[Task] Gather every line that includes the word "SRMTID", please.

[Material supplied]
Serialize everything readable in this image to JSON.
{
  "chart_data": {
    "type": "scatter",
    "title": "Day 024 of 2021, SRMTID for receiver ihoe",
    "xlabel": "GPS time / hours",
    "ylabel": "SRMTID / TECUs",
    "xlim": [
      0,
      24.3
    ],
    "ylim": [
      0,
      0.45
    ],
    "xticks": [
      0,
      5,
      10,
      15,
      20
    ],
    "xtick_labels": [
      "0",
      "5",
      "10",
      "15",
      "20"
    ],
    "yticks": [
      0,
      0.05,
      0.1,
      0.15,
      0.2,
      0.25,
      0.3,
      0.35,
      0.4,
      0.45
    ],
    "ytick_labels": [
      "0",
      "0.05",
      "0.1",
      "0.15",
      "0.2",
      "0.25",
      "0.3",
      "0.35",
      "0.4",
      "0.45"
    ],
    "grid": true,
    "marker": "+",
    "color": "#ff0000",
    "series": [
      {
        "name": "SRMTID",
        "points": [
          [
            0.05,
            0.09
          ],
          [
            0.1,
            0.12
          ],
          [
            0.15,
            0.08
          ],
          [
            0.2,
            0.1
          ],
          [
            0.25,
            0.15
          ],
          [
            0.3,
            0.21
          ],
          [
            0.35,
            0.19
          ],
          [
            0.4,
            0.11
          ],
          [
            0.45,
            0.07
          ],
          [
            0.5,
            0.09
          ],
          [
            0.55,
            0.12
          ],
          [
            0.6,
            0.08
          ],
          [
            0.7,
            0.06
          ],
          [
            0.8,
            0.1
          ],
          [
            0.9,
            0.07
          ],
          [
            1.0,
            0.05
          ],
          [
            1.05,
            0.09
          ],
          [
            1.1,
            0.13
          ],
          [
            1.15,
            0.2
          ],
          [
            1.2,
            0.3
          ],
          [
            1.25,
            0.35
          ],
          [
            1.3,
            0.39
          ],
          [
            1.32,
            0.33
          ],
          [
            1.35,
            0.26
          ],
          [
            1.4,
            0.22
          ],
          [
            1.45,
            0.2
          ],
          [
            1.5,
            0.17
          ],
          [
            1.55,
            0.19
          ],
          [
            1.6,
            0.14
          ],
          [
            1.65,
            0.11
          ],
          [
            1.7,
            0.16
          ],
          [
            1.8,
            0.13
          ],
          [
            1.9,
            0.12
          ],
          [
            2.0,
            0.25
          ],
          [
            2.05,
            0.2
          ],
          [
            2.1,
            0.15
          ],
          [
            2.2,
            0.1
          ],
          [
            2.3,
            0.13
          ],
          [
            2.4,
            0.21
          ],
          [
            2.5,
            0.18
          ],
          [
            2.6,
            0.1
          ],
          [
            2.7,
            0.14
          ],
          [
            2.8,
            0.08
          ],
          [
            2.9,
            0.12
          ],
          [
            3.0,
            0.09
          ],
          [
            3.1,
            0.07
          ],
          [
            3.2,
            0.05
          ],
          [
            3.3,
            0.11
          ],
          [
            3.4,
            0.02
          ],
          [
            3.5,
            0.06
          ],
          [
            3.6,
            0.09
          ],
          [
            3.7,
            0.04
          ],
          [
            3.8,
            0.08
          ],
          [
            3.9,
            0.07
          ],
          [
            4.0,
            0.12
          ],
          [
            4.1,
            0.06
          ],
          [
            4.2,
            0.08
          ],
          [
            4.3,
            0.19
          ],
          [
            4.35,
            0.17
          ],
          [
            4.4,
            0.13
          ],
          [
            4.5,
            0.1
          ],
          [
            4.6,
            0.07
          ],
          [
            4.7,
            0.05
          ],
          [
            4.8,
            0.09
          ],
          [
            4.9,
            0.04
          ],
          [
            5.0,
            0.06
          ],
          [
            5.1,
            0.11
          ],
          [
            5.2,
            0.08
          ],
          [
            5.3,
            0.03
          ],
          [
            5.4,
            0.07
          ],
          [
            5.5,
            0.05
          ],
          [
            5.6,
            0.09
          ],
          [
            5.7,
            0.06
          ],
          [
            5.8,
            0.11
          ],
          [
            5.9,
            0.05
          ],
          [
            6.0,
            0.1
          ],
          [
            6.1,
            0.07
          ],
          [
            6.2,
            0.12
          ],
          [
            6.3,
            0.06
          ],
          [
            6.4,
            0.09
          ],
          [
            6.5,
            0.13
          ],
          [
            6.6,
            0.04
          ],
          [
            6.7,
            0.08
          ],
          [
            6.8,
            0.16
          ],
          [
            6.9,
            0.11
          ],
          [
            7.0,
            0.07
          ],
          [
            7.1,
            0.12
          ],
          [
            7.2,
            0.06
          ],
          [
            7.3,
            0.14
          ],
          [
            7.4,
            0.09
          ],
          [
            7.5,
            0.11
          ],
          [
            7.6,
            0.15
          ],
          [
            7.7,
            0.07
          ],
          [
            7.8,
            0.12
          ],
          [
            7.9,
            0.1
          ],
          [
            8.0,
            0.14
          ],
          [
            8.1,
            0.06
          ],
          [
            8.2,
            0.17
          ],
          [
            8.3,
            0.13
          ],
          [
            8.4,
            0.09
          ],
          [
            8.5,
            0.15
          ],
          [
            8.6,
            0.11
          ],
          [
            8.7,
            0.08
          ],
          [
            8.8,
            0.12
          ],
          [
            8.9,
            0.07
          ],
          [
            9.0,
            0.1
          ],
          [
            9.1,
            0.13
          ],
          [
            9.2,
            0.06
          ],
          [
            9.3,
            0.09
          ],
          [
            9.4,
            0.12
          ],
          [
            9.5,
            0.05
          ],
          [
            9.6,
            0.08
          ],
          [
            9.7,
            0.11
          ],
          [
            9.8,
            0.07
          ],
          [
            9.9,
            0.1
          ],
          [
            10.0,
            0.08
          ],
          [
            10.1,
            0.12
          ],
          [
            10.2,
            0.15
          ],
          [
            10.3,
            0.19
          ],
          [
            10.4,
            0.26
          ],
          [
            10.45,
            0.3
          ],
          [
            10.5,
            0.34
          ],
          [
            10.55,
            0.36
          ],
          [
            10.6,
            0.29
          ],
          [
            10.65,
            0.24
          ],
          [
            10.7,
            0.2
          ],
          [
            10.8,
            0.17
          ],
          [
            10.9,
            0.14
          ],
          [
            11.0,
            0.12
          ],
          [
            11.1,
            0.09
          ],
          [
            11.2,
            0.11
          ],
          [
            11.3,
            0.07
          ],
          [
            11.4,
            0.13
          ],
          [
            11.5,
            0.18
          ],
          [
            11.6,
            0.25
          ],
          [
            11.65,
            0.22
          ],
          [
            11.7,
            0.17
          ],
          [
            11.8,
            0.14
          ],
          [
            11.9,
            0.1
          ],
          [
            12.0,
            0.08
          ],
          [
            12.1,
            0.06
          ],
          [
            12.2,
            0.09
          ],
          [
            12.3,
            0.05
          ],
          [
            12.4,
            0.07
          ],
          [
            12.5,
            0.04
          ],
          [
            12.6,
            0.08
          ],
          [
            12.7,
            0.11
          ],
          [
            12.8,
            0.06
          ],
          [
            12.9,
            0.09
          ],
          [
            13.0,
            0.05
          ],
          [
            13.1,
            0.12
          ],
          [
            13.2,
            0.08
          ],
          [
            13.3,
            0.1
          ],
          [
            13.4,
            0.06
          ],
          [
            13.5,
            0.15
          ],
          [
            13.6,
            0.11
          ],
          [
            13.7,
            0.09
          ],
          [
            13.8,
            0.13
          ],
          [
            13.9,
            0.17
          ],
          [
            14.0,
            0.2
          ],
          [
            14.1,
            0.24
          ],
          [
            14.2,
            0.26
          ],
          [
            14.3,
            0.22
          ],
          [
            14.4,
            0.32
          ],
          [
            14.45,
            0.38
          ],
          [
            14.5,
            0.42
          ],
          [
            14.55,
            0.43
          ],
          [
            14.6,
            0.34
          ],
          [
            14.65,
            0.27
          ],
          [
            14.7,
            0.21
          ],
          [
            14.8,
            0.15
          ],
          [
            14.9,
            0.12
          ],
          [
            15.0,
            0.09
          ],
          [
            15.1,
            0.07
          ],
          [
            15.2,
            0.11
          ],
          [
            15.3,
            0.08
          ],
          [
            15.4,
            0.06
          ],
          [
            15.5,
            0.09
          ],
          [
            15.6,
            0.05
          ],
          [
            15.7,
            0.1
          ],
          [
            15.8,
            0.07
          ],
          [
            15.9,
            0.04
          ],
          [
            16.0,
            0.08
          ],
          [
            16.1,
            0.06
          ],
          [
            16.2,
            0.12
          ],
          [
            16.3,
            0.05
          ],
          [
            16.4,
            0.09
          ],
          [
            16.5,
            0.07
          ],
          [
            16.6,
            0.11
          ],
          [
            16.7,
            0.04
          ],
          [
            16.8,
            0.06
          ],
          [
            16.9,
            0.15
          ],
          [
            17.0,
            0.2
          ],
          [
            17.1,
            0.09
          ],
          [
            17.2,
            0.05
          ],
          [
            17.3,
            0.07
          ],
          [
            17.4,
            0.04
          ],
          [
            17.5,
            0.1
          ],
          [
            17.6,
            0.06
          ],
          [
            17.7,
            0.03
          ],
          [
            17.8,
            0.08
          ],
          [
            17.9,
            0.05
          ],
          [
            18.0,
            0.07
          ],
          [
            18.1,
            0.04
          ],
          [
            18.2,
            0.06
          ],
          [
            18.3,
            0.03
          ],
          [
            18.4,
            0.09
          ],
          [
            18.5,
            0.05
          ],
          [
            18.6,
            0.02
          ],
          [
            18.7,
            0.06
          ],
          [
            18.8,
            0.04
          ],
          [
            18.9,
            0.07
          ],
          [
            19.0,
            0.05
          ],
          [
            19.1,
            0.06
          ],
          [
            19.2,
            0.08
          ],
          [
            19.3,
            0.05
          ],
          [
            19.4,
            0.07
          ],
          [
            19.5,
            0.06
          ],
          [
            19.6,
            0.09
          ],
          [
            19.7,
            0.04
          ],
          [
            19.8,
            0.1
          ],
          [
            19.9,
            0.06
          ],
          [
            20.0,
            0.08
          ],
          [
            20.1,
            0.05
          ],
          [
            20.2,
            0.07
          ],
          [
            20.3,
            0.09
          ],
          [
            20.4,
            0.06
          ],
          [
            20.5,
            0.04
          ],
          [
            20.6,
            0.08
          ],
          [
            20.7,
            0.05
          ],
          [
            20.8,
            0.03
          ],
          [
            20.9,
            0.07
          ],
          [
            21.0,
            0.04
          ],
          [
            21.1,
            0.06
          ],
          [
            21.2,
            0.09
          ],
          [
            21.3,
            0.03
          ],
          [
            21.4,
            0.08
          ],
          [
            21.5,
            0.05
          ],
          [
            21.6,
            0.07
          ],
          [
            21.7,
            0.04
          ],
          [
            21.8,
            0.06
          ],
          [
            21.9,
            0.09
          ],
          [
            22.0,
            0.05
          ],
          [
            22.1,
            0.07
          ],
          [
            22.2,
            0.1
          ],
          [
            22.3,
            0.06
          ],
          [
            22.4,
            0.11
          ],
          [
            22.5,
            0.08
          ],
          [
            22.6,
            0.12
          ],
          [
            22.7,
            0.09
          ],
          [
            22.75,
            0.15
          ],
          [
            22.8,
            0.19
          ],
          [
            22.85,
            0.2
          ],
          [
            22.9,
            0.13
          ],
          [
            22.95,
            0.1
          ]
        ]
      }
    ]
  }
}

[Written solution]
    "title": "Day 024 of 2021, SRMTID for receiver ihoe",
    "ylabel": "SRMTID / TECUs",
        "name": "SRMTID",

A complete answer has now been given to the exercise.